Your task is to restate the data word for word.

▸ **TASK MATERIAL**:

◇ ◇ ◇ ◇

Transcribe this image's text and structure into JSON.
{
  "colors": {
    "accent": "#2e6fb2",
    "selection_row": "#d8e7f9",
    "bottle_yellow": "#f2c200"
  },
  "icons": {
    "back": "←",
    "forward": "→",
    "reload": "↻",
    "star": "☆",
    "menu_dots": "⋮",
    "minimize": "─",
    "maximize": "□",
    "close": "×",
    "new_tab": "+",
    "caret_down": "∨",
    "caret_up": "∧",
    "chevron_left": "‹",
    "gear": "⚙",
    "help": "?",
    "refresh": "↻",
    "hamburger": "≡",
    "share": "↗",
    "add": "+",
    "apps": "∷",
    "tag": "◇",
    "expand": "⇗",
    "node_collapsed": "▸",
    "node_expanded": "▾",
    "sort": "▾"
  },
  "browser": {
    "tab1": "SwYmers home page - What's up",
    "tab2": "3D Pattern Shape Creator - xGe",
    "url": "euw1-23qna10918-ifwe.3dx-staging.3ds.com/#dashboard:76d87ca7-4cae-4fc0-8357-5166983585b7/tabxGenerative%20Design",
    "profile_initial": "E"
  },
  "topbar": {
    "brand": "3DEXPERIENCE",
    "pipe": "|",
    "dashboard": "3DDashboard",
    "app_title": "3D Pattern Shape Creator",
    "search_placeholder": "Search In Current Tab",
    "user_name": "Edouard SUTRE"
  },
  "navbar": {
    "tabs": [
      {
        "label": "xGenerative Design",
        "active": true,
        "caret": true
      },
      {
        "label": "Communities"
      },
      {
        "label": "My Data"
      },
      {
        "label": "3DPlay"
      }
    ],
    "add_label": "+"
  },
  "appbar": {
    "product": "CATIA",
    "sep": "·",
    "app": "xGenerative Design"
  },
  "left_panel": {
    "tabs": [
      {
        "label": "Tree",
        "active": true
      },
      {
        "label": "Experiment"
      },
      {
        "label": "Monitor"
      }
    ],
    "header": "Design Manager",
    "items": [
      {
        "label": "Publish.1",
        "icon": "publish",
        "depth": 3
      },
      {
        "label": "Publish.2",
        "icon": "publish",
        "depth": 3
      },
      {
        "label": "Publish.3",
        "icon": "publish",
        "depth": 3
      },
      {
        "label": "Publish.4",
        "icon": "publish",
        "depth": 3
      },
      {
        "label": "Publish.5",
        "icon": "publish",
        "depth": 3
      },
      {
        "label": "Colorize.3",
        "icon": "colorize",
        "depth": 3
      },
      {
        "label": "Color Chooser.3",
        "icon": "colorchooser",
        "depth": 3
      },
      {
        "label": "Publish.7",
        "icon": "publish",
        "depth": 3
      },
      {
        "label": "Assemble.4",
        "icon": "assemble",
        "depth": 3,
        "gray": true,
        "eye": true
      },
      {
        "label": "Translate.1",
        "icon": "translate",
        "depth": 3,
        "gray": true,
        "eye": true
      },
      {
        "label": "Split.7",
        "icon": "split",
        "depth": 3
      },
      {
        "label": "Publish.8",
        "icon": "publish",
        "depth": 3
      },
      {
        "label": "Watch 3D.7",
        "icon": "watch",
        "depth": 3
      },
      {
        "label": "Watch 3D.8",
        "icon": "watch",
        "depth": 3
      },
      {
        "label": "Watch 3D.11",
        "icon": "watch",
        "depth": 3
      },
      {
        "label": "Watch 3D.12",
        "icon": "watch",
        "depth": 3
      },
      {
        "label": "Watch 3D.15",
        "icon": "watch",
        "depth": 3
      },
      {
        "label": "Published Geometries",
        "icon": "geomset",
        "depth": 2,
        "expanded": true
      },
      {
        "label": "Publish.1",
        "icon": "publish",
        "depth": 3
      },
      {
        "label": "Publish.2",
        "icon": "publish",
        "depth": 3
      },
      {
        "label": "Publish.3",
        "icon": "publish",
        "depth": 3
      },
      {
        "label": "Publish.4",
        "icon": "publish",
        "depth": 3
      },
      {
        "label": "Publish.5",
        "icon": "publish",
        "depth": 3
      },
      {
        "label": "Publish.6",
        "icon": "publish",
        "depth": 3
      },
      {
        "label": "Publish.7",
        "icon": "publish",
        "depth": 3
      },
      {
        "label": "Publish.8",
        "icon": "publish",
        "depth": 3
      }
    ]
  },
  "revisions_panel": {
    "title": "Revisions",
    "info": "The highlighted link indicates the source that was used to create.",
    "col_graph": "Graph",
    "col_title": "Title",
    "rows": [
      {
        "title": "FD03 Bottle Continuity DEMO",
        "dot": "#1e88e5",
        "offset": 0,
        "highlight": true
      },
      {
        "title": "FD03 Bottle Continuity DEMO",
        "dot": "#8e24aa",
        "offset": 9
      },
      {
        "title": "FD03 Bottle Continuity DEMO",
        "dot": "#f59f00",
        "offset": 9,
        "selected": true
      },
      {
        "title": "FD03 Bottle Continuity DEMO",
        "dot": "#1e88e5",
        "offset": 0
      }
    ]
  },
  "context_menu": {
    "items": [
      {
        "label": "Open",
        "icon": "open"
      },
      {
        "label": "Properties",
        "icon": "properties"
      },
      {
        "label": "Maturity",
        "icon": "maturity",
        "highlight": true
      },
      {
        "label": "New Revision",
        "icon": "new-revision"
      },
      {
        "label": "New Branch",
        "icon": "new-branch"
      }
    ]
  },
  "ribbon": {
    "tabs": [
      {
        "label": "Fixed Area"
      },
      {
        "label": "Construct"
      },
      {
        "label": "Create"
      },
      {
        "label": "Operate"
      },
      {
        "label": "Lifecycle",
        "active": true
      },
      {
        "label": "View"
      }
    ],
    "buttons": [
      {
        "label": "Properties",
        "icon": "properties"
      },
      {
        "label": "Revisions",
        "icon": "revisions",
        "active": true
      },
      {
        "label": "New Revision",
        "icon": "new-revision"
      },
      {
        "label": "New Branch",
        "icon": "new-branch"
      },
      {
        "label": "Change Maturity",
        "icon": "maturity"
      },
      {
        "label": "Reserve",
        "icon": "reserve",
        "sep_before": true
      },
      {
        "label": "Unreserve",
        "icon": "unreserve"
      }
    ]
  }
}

◇ ◇ ◇ ◇

▸ **OUTPUT FOR THIS EXERCISE**:
Transcribe this image's text and structure into JSON.
{
  "colors": {
    "accent": "#2e6fb2",
    "selection_row": "#d8e7f9",
    "bottle_yellow": "#f2c200"
  },
  "icons": {
    "back": "←",
    "forward": "→",
    "reload": "↻",
    "star": "☆",
    "menu_dots": "⋮",
    "minimize": "─",
    "maximize": "□",
    "close": "×",
    "new_tab": "+",
    "caret_down": "∨",
    "caret_up": "∧",
    "chevron_left": "‹",
    "gear": "⚙",
    "help": "?",
    "refresh": "↻",
    "hamburger": "≡",
    "share": "↗",
    "add": "+",
    "apps": "∷",
    "tag": "◇",
    "expand": "⇗",
    "node_collapsed": "▸",
    "node_expanded": "▾",
    "sort": "▾"
  },
  "browser": {
    "tab1": "SwYmers home page - What's up",
    "tab2": "3D Pattern Shape Creator - xGe",
    "url": "euw1-23qna10918-ifwe.3dx-staging.3ds.com/#dashboard:76d87ca7-4cae-4fc0-8357-5166983585b7/tabxGenerative%20Design",
    "profile_initial": "E"
  },
  "topbar": {
    "brand": "3DEXPERIENCE",
    "pipe": "|",
    "dashboard": "3DDashboard",
    "app_title": "3D Pattern Shape Creator",
    "search_placeholder": "Search In Current Tab",
    "user_name": "Edouard SUTRE"
  },
  "navbar": {
    "tabs": [
      {
        "label": "xGenerative Design",
        "active": true,
        "caret": true
      },
      {
        "label": "Communities"
      },
      {
        "label": "My Data"
      },
      {
        "label": "3DPlay"
      }
    ],
    "add_label": "+"
  },
  "appbar": {
    "product": "CATIA",
    "sep": "·",
    "app": "xGenerative Design"
  },
  "left_panel": {
    "tabs": [
      {
        "label": "Tree",
        "active": true
      },
      {
        "label": "Experiment"
      },
      {
        "label": "Monitor"
      }
    ],
    "header": "Design Manager",
    "items": [
      {
        "label": "Publish.1",
        "icon": "publish",
        "depth": 3
      },
      {
        "label": "Publish.2",
        "icon": "publish",
        "depth": 3
      },
      {
        "label": "Publish.3",
        "icon": "publish",
        "depth": 3
      },
      {
        "label": "Publish.4",
        "icon": "publish",
        "depth": 3
      },
      {
        "label": "Publish.5",
        "icon": "publish",
        "depth": 3
      },
      {
        "label": "Colorize.3",
        "icon": "colorize",
        "depth": 3
      },
      {
        "label": "Color Chooser.3",
        "icon": "colorchooser",
        "depth": 3
      },
      {
        "label": "Publish.7",
        "icon": "publish",
        "depth": 3
      },
      {
        "label": "Assemble.4",
        "icon": "assemble",
        "depth": 3,
        "gray": true,
        "eye": true
      },
      {
        "label": "Translate.1",
        "icon": "translate",
        "depth": 3,
        "gray": true,
        "eye": true
      },
      {
        "label": "Split.7",
        "icon": "split",
        "depth": 3
      },
      {
        "label": "Publish.8",
        "icon": "publish",
        "depth": 3
      },
      {
        "label": "Watch 3D.7",
        "icon": "watch",
        "depth": 3
      },
      {
        "label": "Watch 3D.8",
        "icon": "watch",
        "depth": 3
      },
      {
        "label": "Watch 3D.11",
        "icon": "watch",
        "depth": 3
      },
      {
        "label": "Watch 3D.12",
        "icon": "watch",
        "depth": 3
      },
      {
        "label": "Watch 3D.15",
        "icon": "watch",
        "depth": 3
      },
      {
        "label": "Published Geometries",
        "icon": "geomset",
        "depth": 2,
        "expanded": true
      },
      {
        "label": "Publish.1",
        "icon": "publish",
        "depth": 3
      },
      {
        "label": "Publish.2",
        "icon": "publish",
        "depth": 3
      },
      {
        "label": "Publish.3",
        "icon": "publish",
        "depth": 3
      },
      {
        "label": "Publish.4",
        "icon": "publish",
        "depth": 3
      },
      {
        "label": "Publish.5",
        "icon": "publish",
        "depth": 3
      },
      {
        "label": "Publish.6",
        "icon": "publish",
        "depth": 3
      },
      {
        "label": "Publish.7",
        "icon": "publish",
        "depth": 3
      },
      {
        "label": "Publish.8",
        "icon": "publish",
        "depth": 3
      }
    ]
  },
  "revisions_panel": {
    "title": "Revisions",
    "info": "The highlighted link indicates the source that was used to create.",
    "col_graph": "Graph",
    "col_title": "Title",
    "rows": [
      {
        "title": "FD03 Bottle Continuity DEMO",
        "dot": "#1e88e5",
        "offset": 0,
        "highlight": true
      },
      {
        "title": "FD03 Bottle Continuity DEMO",
        "dot": "#8e24aa",
        "offset": 9
      },
      {
        "title": "FD03 Bottle Continuity DEMO",
        "dot": "#f59f00",
        "offset": 9,
        "selected": true
      },
      {
        "title": "FD03 Bottle Continuity DEMO",
        "dot": "#1e88e5",
        "offset": 0
      }
    ]
  },
  "context_menu": {
    "items": [
      {
        "label": "Open",
        "icon": "open"
      },
      {
        "label": "Properties",
        "icon": "properties"
      },
      {
        "label": "Maturity",
        "icon": "maturity",
        "highlight": true
      },
      {
        "label": "New Revision",
        "icon": "new-revision"
      },
      {
        "label": "New Branch",
        "icon": "new-branch"
      }
    ]
  },
  "ribbon": {
    "tabs": [
      {
        "label": "Fixed Area"
      },
      {
        "label": "Construct"
      },
      {
        "label": "Create"
      },
      {
        "label": "Operate"
      },
      {
        "label": "Lifecycle",
        "active": true
      },
      {
        "label": "View"
      }
    ],
    "buttons": [
      {
        "label": "Properties",
        "icon": "properties"
      },
      {
        "label": "Revisions",
        "icon": "revisions",
        "active": true
      },
      {
        "label": "New Revision",
        "icon": "new-revision"
      },
      {
        "label": "New Branch",
        "icon": "new-branch"
      },
      {
        "label": "Change Maturity",
        "icon": "maturity"
      },
      {
        "label": "Reserve",
        "icon": "reserve",
        "sep_before": true
      },
      {
        "label": "Unreserve",
        "icon": "unreserve"
      }
    ]
  }
}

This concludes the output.